ФРАГМЕНТ ТЕКСТА
(no subject)
Nov. 22nd, 2014 07:19 pmТабуретка со сломанной ножкой.
Так неудобно, а так промокает.
Бочка Либиха: наиболее значим для организма тот фактор, который более всего отклоняется от оптимального его значения.
Когда совсем нет счастья, спокойствия и душевного равновесия, именно при удовлетворении их охватывает ощущение, что всё так и должно быть, я иду правильным путём, смысл моей жизни в данный момент несомненно и истинно заключается именно в том, чтобы залечивать, чинить, отдыхать, сидеть на бережку и делать мелкие дела.
Когда раны залечены, одежды залатаны, голова прояснилась и мышцы отдохнули, перспектива меняется. Другой фактор уже отклоняется, потребность если не в достижениях, то в сосредоточении, в умственном и волевом усилии, разрешающихся в материальный продукт — написанный рассказ, проведенный анализ, тренированное тело.
Её не было полгода назад, два месяца назад — или же она возникала в той мере, что простое чтение умной книжки, одна прогулка, пост в жж полностью удовлетворяли это желание.
И мне уже казалось, вот в таком мирном, неспешном, уютном состоянии духа я и нашла свою опору и комфорт на дальнейшее (или, по крайней мере, ближайшее) будущее.
Неудовлетворённость скапливается, скатывается, стекается, наполняя собой моё сознание. От неё никуда не деться, не соврать, не утихомирить отдельными движениями.
Я чувствую тягу, я чувствую силы.
Но я не чувствую вектора.

ПРЕДСТАВЛЕННЫЕ ДАННЫЕ
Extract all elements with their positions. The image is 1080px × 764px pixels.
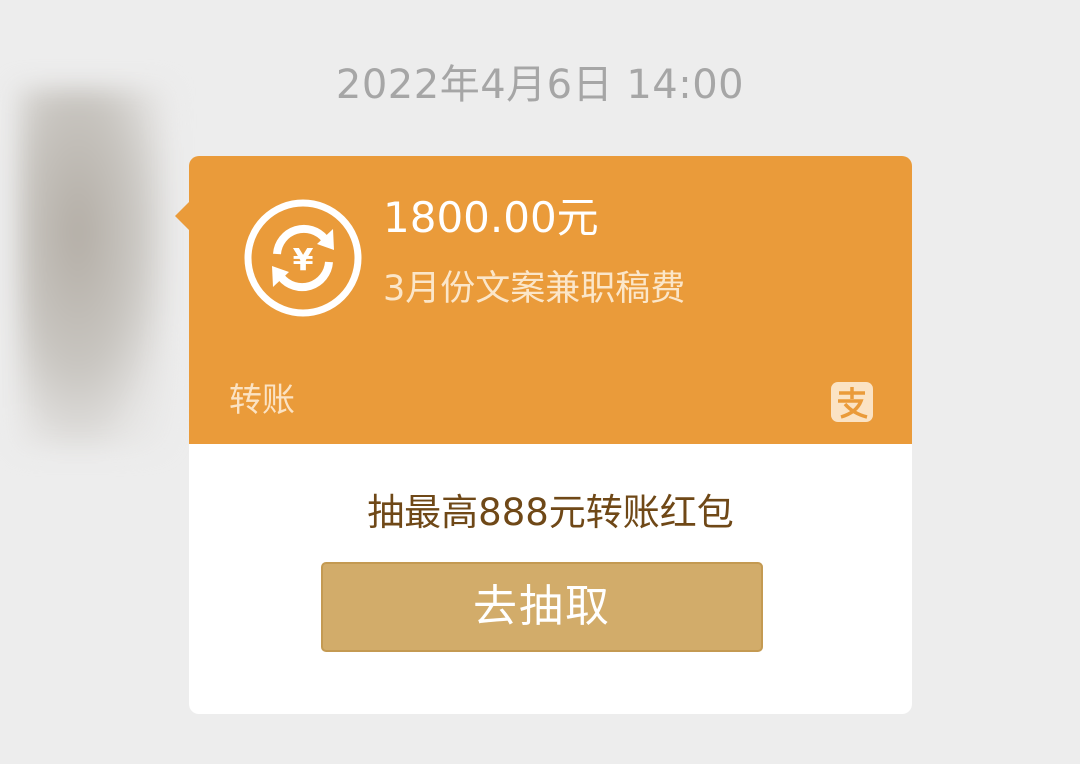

ЗАДАНИЕ
Как во фрагменте текста формулируется принцип бочки Либиха? Эти данные к заданию никакого отношения не имеют.

РЕШЕНИЕ ЗАДАЧИ
Наиболее значим для организма тот фактор, который более всего отклоняется от оптимального его значения.